:: STATED TASK ::
Write out the passage about Mr. Funk and the Florida sand word for word, from "Now I’m sure" up to and including "teacher barefoot before.".

:: GIVEN TEXT ::
************

When I was eleven-years-old, my dad and I drove down from New York to Florida for Christmas. I remember that Florida was cold and damp and cloudy that Christmas, but we still made it to the beach and I made good on a promise.
I packed some Florida sand in a plastic baggie to bring back to my teacher, Mr. Funk. When I had told him I was going to Florida, it was the one thing he had asked for. That first day back after Christmas vacation, Mr. Funk took that sand and poured it out on the classroom floor. He added water, dribbled out of a coffee mug, and then he took off his shoes and socks and walked barefoot through the world’s tiniest beach.
Now I’m sure some people could say that he was simply being silly, entertaining a bunch of sixth graders who had never seen a teacher barefoot before.
In my mind, though, there is no question as to what Mr. Funk was doing. When he walked around in that sand, he was saying thank you. He could have said thank you a hundred different ways. He could have said “thanks” and stuffed the bag of sand in his desk. He could have opened the bag and run his fingers through the sand.

************

:: DATA LINES ::
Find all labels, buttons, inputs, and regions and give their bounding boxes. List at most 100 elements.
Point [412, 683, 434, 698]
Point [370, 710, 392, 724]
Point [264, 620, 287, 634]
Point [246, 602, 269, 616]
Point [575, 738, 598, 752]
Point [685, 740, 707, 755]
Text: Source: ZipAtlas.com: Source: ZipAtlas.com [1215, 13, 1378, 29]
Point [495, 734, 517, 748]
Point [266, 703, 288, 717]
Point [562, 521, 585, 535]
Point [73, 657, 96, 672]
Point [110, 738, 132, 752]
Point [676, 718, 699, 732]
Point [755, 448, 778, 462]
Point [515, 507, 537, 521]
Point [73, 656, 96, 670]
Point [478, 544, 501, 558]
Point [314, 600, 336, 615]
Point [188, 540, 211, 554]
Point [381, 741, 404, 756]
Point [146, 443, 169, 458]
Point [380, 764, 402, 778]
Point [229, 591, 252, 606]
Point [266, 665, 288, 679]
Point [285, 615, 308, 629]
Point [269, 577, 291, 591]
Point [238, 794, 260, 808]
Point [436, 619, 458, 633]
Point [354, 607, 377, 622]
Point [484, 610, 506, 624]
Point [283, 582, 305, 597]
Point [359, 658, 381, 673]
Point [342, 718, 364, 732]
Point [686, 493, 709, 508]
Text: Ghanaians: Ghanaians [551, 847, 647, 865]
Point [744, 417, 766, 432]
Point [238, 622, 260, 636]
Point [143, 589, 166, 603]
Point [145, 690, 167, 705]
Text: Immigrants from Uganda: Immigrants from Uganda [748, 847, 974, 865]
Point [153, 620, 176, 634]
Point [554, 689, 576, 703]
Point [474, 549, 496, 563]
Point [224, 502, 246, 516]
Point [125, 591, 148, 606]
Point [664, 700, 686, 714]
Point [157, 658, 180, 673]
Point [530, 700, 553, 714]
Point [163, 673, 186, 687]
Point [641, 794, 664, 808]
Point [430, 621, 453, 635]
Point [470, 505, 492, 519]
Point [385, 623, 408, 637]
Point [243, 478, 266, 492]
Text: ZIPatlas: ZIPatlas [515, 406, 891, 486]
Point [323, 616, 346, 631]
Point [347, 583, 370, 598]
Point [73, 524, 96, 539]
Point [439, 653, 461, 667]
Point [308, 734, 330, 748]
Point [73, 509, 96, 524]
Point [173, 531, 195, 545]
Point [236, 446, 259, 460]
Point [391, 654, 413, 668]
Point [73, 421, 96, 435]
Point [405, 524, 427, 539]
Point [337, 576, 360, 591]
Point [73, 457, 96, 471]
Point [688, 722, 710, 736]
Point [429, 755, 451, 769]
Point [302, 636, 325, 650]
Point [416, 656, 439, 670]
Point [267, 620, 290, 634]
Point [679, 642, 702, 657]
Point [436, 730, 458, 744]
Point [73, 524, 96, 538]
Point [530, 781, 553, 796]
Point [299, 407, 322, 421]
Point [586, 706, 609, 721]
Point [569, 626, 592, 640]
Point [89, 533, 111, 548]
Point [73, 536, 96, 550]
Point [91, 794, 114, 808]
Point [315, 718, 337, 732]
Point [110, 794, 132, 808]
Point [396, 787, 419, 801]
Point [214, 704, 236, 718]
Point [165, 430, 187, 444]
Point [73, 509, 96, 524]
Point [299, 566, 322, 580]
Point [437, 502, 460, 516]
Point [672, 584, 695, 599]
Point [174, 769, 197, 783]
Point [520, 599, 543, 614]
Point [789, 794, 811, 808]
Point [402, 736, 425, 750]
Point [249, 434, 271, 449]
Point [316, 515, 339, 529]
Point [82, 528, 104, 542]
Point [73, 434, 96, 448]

************

:: EXPECTED ANSWER ::
Now I’m sure some people could say that he was simply being silly, entertaining a bunch of sixth graders who had never seen a teacher barefoot before.